__Task objective__
Give an exact copy of every line, leaving images out.

__Dataset__
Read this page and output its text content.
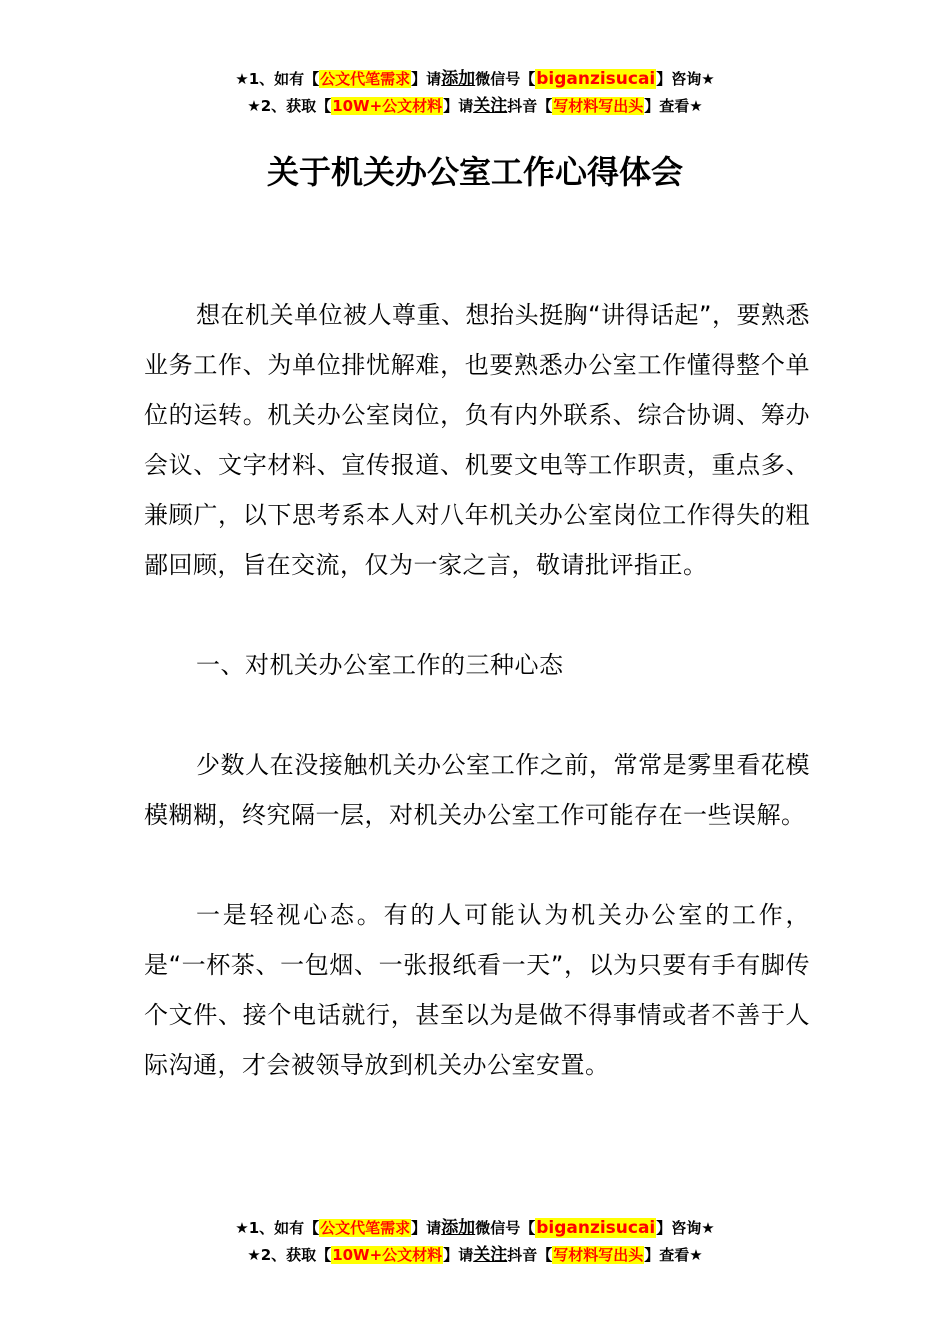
★1、如有【公文代笔需求】请添加微信号【biganzisucai】咨询★
★2、获取【10W+公文材料】请关注抖音【写材料写出头】查看★
关于机关办公室工作心得体会

想在机关单位被人尊重、想抬头挺胸“讲得话起”，要熟悉业务工作、为单位排忧解难，也要熟悉办公室工作懂得整个单位的运转。机关办公室岗位，负有内外联系、综合协调、筹办会议、文字材料、宣传报道、机要文电等工作职责，重点多、兼顾广，以下思考系本人对八年机关办公室岗位工作得失的粗鄙回顾，旨在交流，仅为一家之言，敬请批评指正。

一、对机关办公室工作的三种心态

少数人在没接触机关办公室工作之前，常常是雾里看花模模糊糊，终究隔一层，对机关办公室工作可能存在一些误解。

一是轻视心态。有的人可能认为机关办公室的工作，是“一杯茶、一包烟、一张报纸看一天”，以为只要有手有脚传个文件、接个电话就行，甚至以为是做不得事情或者不善于人际沟通，才会被领导放到机关办公室安置。

★1、如有【公文代笔需求】请添加微信号【biganzisucai】咨询★
★2、获取【10W+公文材料】请关注抖音【写材料写出头】查看★
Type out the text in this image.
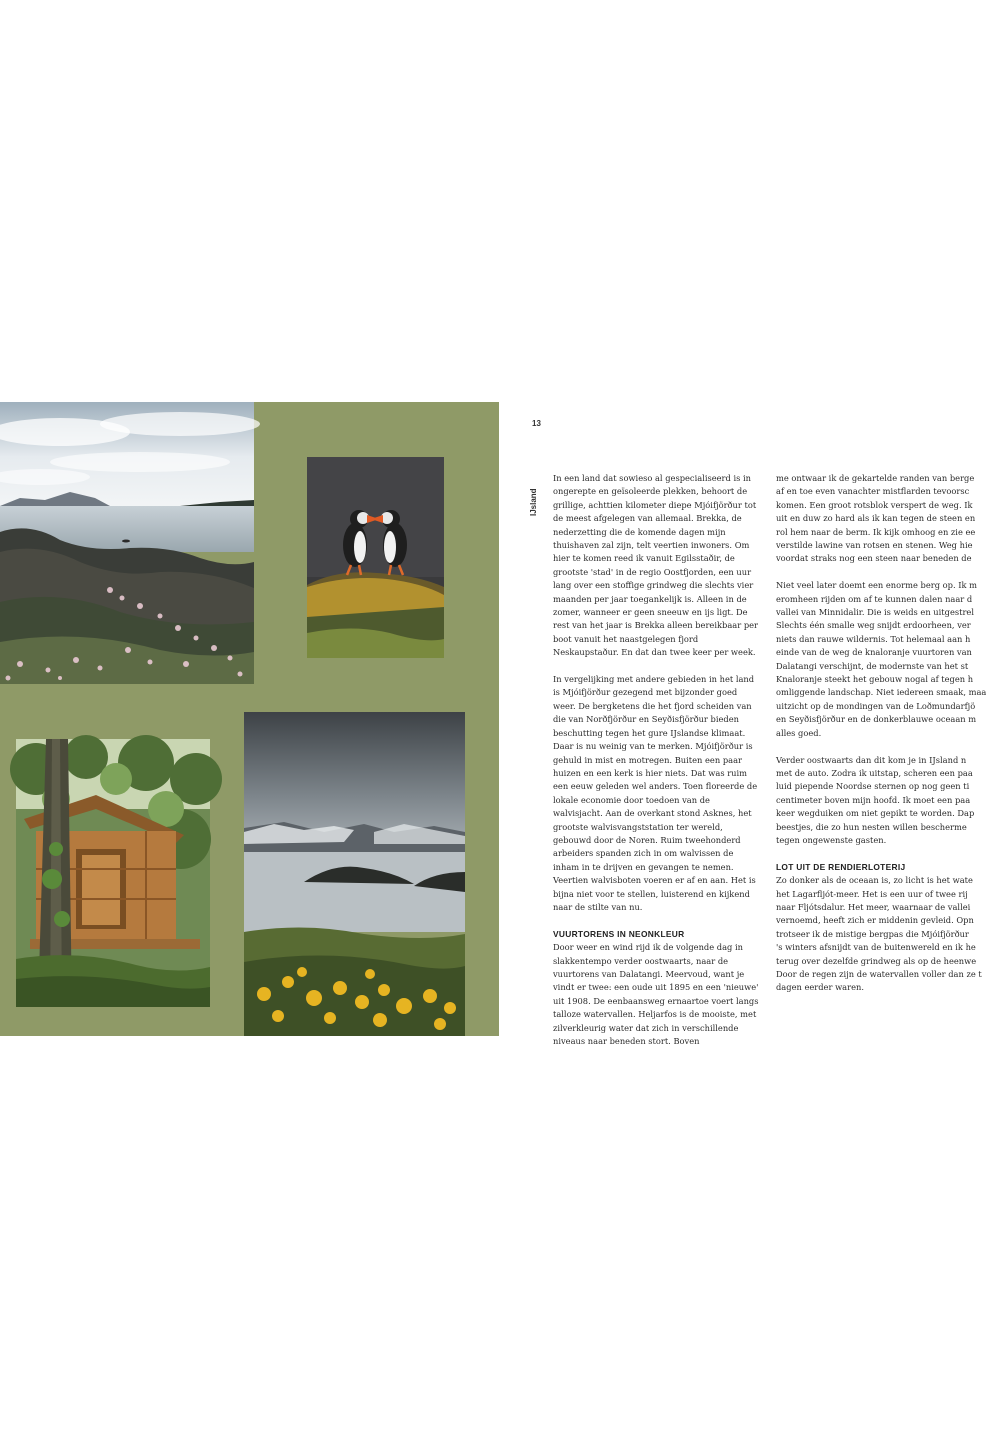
13
IJsland

In een land dat sowieso al gespecialiseerd is in ongerepte en geïsoleerde plekken, behoort de grillige, achttien kilometer diepe Mjóifjörður tot de meest afgelegen van allemaal. Brekka, de nederzetting die de komende dagen mijn thuishaven zal zijn, telt veertien inwoners. Om hier te komen reed ik vanuit Egilsstaðir, de grootste 'stad' in de regio Oostfjorden, een uur lang over een stoffige grindweg die slechts vier maanden per jaar toegankelijk is. Alleen in de zomer, wanneer er geen sneeuw en ijs ligt. De rest van het jaar is Brekka alleen bereikbaar per boot vanuit het naastgelegen fjord Neskaupstaður. En dat dan twee keer per week.

In vergelijking met andere gebieden in het land is Mjóifjörður gezegend met bijzonder goed weer. De bergketens die het fjord scheiden van die van Norðfjörður en Seyðisfjörður bieden beschutting tegen het gure IJslandse klimaat. Daar is nu weinig van te merken. Mjóifjörður is gehuld in mist en motregen. Buiten een paar huizen en een kerk is hier niets. Dat was ruim een eeuw geleden wel anders. Toen floreerde de lokale economie door toedoen van de walvisjacht. Aan de overkant stond Asknes, het grootste walvisvangststation ter wereld, gebouwd door de Noren. Ruim tweehonderd arbeiders spanden zich in om walvissen de inham in te drijven en gevangen te nemen. Veertien walvisboten voeren er af en aan. Het is bijna niet voor te stellen, luisterend en kijkend naar de stilte van nu.

VUURTORENS IN NEONKLEUR

Door weer en wind rijd ik de volgende dag in slakkentempo verder oostwaarts, naar de vuurtorens van Dalatangi. Meervoud, want je vindt er twee: een oude uit 1895 en een 'nieuwe' uit 1908. De eenbaansweg ernaartoe voert langs talloze watervallen. Heljarfos is de mooiste, met zilverkleurig water dat zich in verschillende niveaus naar beneden stort. Boven

me ontwaar ik de gekartelde randen van berge
af en toe even vanachter mistflarden tevoorsc
komen. Een groot rotsblok verspert de weg. Ik
uit en duw zo hard als ik kan tegen de steen en
rol hem naar de berm. Ik kijk omhoog en zie ee
verstilde lawine van rotsen en stenen. Weg hie
voordat straks nog een steen naar beneden de
Niet veel later doemt een enorme berg op. Ik m
eromheen rijden om af te kunnen dalen naar d
vallei van Minnidalir. Die is weids en uitgestrel
Slechts één smalle weg snijdt erdoorheen, ver
niets dan rauwe wildernis. Tot helemaal aan h
einde van de weg de knaloranje vuurtoren van
Dalatangi verschijnt, de modernste van het st
Knaloranje steekt het gebouw nogal af tegen h
omliggende landschap. Niet iedereen smaak, maa
uitzicht op de mondingen van de Loðmundarfjö
en Seyðisfjörður en de donkerblauwe oceaan m
alles goed.
Verder oostwaarts dan dit kom je in IJsland n
met de auto. Zodra ik uitstap, scheren een paa
luid piepende Noordse sternen op nog geen ti
centimeter boven mijn hoofd. Ik moet een paa
keer wegduiken om niet gepikt te worden. Dap
beestjes, die zo hun nesten willen bescherme
tegen ongewenste gasten.
LOT UIT DE RENDIERLOTERIJ
Zo donker als de oceaan is, zo licht is het wate
het Lagarfljót-meer. Het is een uur of twee rij
naar Fljótsdalur. Het meer, waarnaar de vallei
vernoemd, heeft zich er middenin gevleid. Opn
trotseer ik de mistige bergpas die Mjóifjörður
's winters afsnijdt van de buitenwereld en ik he
terug over dezelfde grindweg als op de heenwe
Door de regen zijn de watervallen voller dan ze t
dagen eerder waren.
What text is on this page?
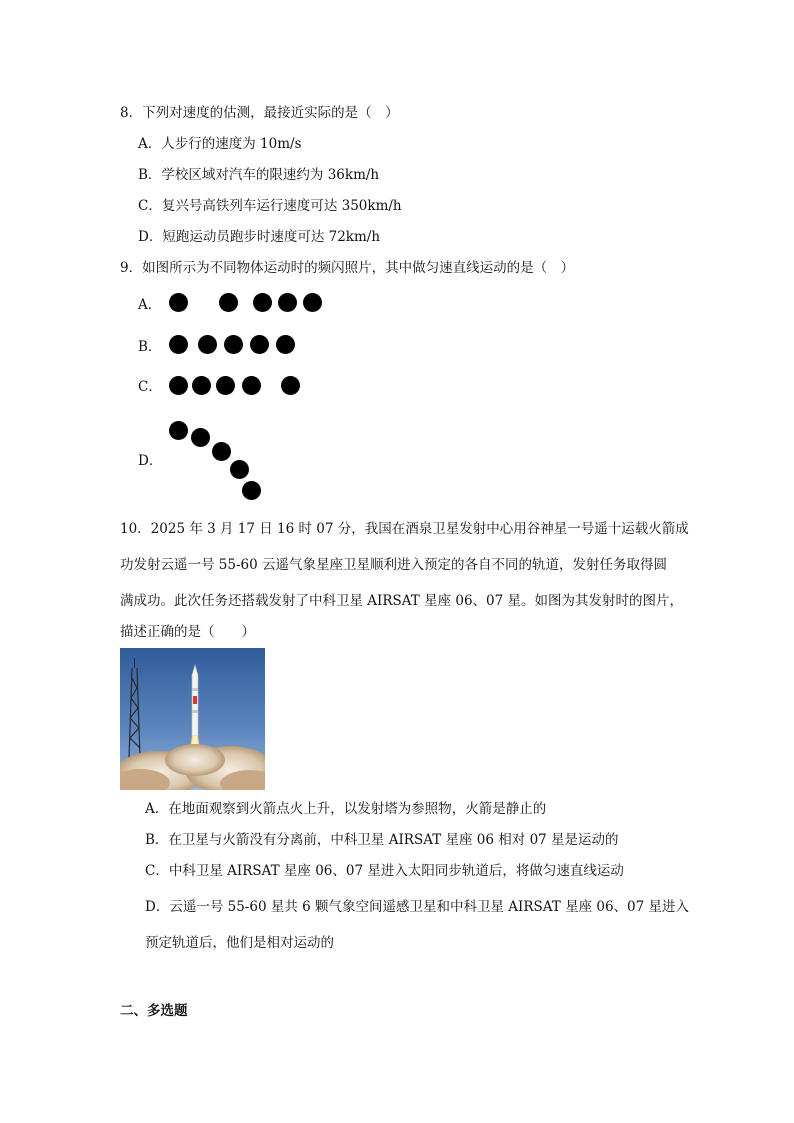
8．下列对速度的估测，最接近实际的是（　）
A．人步行的速度为 10m/s
B．学校区域对汽车的限速约为 36km/h
C．复兴号高铁列车运行速度可达 350km/h
D．短跑运动员跑步时速度可达 72km/h
9．如图所示为不同物体运动时的频闪照片，其中做匀速直线运动的是（　）
A．
B．
C．
D．
10．2025 年 3 月 17 日 16 时 07 分，我国在酒泉卫星发射中心用谷神星一号遥十运载火箭成
功发射云遥一号 55-60 云遥气象星座卫星顺利进入预定的各自不同的轨道，发射任务取得圆
满成功。此次任务还搭载发射了中科卫星 AIRSAT 星座 06、07 星。如图为其发射时的图片，
描述正确的是（　　）
A．在地面观察到火箭点火上升，以发射塔为参照物，火箭是静止的
B．在卫星与火箭没有分离前，中科卫星 AIRSAT 星座 06 相对 07 星是运动的
C．中科卫星 AIRSAT 星座 06、07 星进入太阳同步轨道后，将做匀速直线运动
D．云遥一号 55-60 星共 6 颗气象空间遥感卫星和中科卫星 AIRSAT 星座 06、07 星进入
预定轨道后，他们是相对运动的
二、多选题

__Solution to this task__
Read this page and output its text content.
★1、如有【公文代笔需求】请添加微信号【biganzisucai】咨询★
★2、获取【10W+公文材料】请关注抖音【写材料写出头】查看★
关于机关办公室工作心得体会

想在机关单位被人尊重、想抬头挺胸“讲得话起”，要熟悉业务工作、为单位排忧解难，也要熟悉办公室工作懂得整个单位的运转。机关办公室岗位，负有内外联系、综合协调、筹办会议、文字材料、宣传报道、机要文电等工作职责，重点多、兼顾广，以下思考系本人对八年机关办公室岗位工作得失的粗鄙回顾，旨在交流，仅为一家之言，敬请批评指正。

一、对机关办公室工作的三种心态

少数人在没接触机关办公室工作之前，常常是雾里看花模模糊糊，终究隔一层，对机关办公室工作可能存在一些误解。

一是轻视心态。有的人可能认为机关办公室的工作，是“一杯茶、一包烟、一张报纸看一天”，以为只要有手有脚传个文件、接个电话就行，甚至以为是做不得事情或者不善于人际沟通，才会被领导放到机关办公室安置。

★1、如有【公文代笔需求】请添加微信号【biganzisucai】咨询★
★2、获取【10W+公文材料】请关注抖音【写材料写出头】查看★
Type out the text in this image.
13
IJsland

In een land dat sowieso al gespecialiseerd is in ongerepte en geïsoleerde plekken, behoort de grillige, achttien kilometer diepe Mjóifjörður tot de meest afgelegen van allemaal. Brekka, de nederzetting die de komende dagen mijn thuishaven zal zijn, telt veertien inwoners. Om hier te komen reed ik vanuit Egilsstaðir, de grootste 'stad' in de regio Oostfjorden, een uur lang over een stoffige grindweg die slechts vier maanden per jaar toegankelijk is. Alleen in de zomer, wanneer er geen sneeuw en ijs ligt. De rest van het jaar is Brekka alleen bereikbaar per boot vanuit het naastgelegen fjord Neskaupstaður. En dat dan twee keer per week.

In vergelijking met andere gebieden in het land is Mjóifjörður gezegend met bijzonder goed weer. De bergketens die het fjord scheiden van die van Norðfjörður en Seyðisfjörður bieden beschutting tegen het gure IJslandse klimaat. Daar is nu weinig van te merken. Mjóifjörður is gehuld in mist en motregen. Buiten een paar huizen en een kerk is hier niets. Dat was ruim een eeuw geleden wel anders. Toen floreerde de lokale economie door toedoen van de walvisjacht. Aan de overkant stond Asknes, het grootste walvisvangststation ter wereld, gebouwd door de Noren. Ruim tweehonderd arbeiders spanden zich in om walvissen de inham in te drijven en gevangen te nemen. Veertien walvisboten voeren er af en aan. Het is bijna niet voor te stellen, luisterend en kijkend naar de stilte van nu.

VUURTORENS IN NEONKLEUR

Door weer en wind rijd ik de volgende dag in slakkentempo verder oostwaarts, naar de vuurtorens van Dalatangi. Meervoud, want je vindt er twee: een oude uit 1895 en een 'nieuwe' uit 1908. De eenbaansweg ernaartoe voert langs talloze watervallen. Heljarfos is de mooiste, met zilverkleurig water dat zich in verschillende niveaus naar beneden stort. Boven

me ontwaar ik de gekartelde randen van berge
af en toe even vanachter mistflarden tevoorsc
komen. Een groot rotsblok verspert de weg. Ik
uit en duw zo hard als ik kan tegen de steen en
rol hem naar de berm. Ik kijk omhoog en zie ee
verstilde lawine van rotsen en stenen. Weg hie
voordat straks nog een steen naar beneden de
Niet veel later doemt een enorme berg op. Ik m
eromheen rijden om af te kunnen dalen naar d
vallei van Minnidalir. Die is weids en uitgestrel
Slechts één smalle weg snijdt erdoorheen, ver
niets dan rauwe wildernis. Tot helemaal aan h
einde van de weg de knaloranje vuurtoren van
Dalatangi verschijnt, de modernste van het st
Knaloranje steekt het gebouw nogal af tegen h
omliggende landschap. Niet iedereen smaak, maa
uitzicht op de mondingen van de Loðmundarfjö
en Seyðisfjörður en de donkerblauwe oceaan m
alles goed.
Verder oostwaarts dan dit kom je in IJsland n
met de auto. Zodra ik uitstap, scheren een paa
luid piepende Noordse sternen op nog geen ti
centimeter boven mijn hoofd. Ik moet een paa
keer wegduiken om niet gepikt te worden. Dap
beestjes, die zo hun nesten willen bescherme
tegen ongewenste gasten.
LOT UIT DE RENDIERLOTERIJ
Zo donker als de oceaan is, zo licht is het wate
het Lagarfljót-meer. Het is een uur of twee rij
naar Fljótsdalur. Het meer, waarnaar de vallei
vernoemd, heeft zich er middenin gevleid. Opn
trotseer ik de mistige bergpas die Mjóifjörður
's winters afsnijdt van de buitenwereld en ik he
terug over dezelfde grindweg als op de heenwe
Door de regen zijn de watervallen voller dan ze t
dagen eerder waren.
What text is on this page?
8．下列对速度的估测，最接近实际的是（　）
A．人步行的速度为 10m/s
B．学校区域对汽车的限速约为 36km/h
C．复兴号高铁列车运行速度可达 350km/h
D．短跑运动员跑步时速度可达 72km/h
9．如图所示为不同物体运动时的频闪照片，其中做匀速直线运动的是（　）
A．
B．
C．
D．
10．2025 年 3 月 17 日 16 时 07 分，我国在酒泉卫星发射中心用谷神星一号遥十运载火箭成
功发射云遥一号 55-60 云遥气象星座卫星顺利进入预定的各自不同的轨道，发射任务取得圆
满成功。此次任务还搭载发射了中科卫星 AIRSAT 星座 06、07 星。如图为其发射时的图片，
描述正确的是（　　）
A．在地面观察到火箭点火上升，以发射塔为参照物，火箭是静止的
B．在卫星与火箭没有分离前，中科卫星 AIRSAT 星座 06 相对 07 星是运动的
C．中科卫星 AIRSAT 星座 06、07 星进入太阳同步轨道后，将做匀速直线运动
D．云遥一号 55-60 星共 6 颗气象空间遥感卫星和中科卫星 AIRSAT 星座 06、07 星进入
预定轨道后，他们是相对运动的
二、多选题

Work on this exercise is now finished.